Required task: Select each line where the word "normal" appears.

Data section:
☆ ☆ ☆ ☆ ☆ ☆ ☆

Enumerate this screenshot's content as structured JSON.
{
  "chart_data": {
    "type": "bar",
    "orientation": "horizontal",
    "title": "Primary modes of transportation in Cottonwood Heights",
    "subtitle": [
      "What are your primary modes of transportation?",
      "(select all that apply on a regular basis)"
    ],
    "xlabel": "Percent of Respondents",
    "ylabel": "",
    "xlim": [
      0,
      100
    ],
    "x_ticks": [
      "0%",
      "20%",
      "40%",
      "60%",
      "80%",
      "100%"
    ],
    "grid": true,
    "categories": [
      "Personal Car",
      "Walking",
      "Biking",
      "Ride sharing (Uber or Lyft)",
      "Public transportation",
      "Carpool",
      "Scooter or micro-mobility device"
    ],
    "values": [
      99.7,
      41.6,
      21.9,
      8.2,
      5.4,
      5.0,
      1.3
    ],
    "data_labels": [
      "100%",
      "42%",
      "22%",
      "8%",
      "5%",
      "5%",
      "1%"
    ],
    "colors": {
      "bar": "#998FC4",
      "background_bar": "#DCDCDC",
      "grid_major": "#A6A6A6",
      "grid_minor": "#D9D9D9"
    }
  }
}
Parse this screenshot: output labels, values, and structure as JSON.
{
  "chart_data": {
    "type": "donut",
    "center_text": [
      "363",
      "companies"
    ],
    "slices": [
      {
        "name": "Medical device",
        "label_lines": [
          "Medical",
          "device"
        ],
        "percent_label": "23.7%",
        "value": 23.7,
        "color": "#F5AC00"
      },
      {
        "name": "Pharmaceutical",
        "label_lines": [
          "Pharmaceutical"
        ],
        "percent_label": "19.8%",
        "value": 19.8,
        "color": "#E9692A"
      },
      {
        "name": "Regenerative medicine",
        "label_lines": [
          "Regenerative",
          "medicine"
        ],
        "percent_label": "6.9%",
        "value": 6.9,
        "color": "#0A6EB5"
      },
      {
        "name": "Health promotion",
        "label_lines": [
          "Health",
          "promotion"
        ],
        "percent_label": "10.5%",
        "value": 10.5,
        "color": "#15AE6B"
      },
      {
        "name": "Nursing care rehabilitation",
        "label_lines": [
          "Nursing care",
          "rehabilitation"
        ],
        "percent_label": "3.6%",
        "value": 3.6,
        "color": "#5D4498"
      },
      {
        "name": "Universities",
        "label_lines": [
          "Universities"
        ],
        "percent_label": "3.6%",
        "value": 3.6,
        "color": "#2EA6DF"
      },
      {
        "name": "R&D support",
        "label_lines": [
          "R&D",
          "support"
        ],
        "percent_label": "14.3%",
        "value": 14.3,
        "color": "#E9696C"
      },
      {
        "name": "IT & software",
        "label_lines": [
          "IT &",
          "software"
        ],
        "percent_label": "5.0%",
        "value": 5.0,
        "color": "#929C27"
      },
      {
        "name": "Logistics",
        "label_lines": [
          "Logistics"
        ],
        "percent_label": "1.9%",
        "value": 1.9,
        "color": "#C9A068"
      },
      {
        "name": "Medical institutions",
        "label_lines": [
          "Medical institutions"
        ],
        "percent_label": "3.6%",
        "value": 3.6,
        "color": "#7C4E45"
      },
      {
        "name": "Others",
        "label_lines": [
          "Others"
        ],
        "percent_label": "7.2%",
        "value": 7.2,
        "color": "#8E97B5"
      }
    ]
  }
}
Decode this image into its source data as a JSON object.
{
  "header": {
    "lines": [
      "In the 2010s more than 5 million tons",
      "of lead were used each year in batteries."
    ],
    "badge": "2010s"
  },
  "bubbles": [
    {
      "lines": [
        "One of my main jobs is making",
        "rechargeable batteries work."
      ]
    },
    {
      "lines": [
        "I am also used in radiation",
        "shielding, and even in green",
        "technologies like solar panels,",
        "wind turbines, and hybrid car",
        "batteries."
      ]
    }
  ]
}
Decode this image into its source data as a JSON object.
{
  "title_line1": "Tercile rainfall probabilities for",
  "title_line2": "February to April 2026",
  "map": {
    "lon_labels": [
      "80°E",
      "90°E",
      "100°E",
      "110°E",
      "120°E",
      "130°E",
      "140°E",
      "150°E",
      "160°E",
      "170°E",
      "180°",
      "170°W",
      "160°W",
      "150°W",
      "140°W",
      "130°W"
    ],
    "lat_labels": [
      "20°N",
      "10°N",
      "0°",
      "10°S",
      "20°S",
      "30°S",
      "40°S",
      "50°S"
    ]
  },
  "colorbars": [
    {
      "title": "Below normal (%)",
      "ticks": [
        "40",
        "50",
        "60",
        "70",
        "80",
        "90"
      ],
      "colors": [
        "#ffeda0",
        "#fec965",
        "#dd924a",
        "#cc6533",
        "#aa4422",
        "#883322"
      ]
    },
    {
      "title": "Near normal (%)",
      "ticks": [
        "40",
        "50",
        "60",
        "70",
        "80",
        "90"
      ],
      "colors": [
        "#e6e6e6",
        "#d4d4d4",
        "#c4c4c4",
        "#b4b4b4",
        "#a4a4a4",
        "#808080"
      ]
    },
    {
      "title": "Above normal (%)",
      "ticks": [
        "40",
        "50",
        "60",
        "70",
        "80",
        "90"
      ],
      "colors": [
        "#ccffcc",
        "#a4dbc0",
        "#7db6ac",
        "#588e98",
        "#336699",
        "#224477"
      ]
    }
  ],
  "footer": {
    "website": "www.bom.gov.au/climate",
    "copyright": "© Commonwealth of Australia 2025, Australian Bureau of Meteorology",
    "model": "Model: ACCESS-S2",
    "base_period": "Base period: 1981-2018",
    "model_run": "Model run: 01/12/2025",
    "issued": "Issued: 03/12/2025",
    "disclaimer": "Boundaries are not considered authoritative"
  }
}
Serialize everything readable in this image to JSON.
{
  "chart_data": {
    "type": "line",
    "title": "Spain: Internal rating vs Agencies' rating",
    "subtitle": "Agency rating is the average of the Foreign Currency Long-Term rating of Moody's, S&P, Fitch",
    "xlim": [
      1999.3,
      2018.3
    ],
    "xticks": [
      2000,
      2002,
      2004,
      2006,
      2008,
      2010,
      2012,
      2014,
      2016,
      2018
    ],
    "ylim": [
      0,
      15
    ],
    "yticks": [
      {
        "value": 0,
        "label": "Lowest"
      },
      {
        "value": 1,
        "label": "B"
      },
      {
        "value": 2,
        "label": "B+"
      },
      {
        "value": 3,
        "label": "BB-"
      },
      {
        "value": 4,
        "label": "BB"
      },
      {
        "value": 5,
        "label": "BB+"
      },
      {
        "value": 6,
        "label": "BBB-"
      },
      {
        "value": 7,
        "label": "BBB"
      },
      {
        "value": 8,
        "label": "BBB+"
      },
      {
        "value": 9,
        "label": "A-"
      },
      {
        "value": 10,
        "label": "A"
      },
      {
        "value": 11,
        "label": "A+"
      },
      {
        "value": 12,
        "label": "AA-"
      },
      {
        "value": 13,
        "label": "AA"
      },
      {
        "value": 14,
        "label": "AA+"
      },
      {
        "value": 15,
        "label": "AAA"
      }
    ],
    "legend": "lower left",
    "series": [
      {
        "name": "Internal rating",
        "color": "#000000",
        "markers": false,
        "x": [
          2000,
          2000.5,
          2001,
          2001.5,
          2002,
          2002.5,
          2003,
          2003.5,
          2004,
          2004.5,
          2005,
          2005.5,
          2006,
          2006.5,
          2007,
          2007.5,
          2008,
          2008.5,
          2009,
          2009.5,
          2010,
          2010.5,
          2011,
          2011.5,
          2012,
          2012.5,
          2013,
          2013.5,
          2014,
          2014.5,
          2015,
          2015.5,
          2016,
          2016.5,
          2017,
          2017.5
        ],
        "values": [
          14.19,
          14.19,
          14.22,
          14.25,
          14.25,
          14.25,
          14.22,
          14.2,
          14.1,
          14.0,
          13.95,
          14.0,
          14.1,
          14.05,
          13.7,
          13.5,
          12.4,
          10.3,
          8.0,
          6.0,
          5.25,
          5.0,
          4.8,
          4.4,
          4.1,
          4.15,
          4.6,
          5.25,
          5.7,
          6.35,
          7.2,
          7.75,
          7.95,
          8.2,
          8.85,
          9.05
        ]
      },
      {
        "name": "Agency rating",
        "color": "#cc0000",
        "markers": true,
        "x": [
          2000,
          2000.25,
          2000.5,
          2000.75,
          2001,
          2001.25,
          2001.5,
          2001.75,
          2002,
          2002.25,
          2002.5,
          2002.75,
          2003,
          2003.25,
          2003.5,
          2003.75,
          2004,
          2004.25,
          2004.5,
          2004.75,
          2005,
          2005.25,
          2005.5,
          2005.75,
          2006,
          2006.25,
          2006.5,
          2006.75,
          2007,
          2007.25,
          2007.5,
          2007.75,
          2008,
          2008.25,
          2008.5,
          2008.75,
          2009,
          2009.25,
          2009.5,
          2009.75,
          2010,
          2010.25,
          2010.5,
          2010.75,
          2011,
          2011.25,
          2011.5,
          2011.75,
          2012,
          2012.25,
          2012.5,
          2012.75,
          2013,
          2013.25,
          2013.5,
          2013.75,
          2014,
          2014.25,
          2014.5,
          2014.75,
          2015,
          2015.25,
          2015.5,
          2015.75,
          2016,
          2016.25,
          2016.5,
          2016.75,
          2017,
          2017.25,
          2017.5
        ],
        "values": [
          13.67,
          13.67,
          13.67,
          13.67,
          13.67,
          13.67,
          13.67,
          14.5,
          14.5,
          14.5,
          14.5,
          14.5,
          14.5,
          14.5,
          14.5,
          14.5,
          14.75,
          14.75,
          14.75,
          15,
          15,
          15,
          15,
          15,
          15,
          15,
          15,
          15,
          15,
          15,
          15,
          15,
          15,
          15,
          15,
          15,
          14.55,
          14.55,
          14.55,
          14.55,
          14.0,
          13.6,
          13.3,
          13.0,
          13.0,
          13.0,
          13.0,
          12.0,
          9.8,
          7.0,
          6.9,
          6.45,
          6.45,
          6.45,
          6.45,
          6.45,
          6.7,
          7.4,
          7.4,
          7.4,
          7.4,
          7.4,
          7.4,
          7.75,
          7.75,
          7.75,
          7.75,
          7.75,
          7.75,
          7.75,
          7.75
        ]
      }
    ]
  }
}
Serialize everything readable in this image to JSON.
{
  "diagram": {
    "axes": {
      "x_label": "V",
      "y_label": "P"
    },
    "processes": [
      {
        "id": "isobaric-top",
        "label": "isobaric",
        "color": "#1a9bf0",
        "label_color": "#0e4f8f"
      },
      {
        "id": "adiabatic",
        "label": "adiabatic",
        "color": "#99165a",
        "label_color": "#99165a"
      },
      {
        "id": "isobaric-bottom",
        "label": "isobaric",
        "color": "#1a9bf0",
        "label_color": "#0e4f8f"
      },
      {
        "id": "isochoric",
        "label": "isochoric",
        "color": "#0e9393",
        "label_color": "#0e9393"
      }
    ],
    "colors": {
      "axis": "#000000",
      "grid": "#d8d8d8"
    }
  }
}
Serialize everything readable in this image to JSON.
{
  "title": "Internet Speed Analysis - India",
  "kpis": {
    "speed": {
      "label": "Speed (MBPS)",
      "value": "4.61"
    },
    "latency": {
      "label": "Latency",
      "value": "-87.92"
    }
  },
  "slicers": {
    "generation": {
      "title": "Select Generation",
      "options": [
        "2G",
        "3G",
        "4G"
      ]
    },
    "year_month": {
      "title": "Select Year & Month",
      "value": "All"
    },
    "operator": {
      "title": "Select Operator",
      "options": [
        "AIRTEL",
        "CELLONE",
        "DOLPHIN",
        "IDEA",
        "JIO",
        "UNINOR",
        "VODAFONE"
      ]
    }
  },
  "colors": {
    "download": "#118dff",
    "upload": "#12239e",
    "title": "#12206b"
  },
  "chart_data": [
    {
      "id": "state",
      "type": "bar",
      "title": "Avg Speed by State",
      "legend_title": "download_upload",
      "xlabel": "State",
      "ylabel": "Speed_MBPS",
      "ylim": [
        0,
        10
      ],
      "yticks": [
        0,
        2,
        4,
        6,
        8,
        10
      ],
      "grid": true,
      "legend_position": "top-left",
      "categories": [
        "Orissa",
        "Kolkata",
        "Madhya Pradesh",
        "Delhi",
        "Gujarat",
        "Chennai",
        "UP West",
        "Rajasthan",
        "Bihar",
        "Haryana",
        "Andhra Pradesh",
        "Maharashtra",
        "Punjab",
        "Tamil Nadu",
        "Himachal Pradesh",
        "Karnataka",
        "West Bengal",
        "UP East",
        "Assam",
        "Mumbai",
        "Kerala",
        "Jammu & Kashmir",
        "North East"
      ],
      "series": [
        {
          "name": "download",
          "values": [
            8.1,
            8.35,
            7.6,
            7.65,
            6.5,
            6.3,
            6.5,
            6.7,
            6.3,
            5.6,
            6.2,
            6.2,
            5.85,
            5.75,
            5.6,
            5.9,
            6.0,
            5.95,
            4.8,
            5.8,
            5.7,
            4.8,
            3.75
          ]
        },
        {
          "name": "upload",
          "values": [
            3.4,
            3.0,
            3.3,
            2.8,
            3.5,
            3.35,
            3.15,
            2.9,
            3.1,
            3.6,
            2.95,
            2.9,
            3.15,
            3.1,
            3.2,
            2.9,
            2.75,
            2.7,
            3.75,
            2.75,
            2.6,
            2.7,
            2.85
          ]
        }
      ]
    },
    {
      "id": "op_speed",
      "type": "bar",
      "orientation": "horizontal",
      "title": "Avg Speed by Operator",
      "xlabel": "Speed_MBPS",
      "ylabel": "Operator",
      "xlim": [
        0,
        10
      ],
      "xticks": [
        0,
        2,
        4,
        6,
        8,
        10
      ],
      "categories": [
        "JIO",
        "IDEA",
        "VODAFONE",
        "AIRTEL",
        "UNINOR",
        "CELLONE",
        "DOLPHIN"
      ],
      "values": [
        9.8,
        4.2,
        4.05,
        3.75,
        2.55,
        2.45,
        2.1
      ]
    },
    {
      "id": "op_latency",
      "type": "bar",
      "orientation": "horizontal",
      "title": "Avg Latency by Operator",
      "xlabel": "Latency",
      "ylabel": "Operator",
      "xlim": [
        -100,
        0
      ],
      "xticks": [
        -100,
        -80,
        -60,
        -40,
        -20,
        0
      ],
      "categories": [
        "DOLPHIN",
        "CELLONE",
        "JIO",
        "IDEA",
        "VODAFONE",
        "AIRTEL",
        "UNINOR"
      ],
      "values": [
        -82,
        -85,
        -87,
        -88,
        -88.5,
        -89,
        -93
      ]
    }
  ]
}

☆ ☆ ☆ ☆ ☆ ☆ ☆

Result:
      "title": "Below normal (%)",
      "title": "Near normal (%)",
      "title": "Above normal (%)",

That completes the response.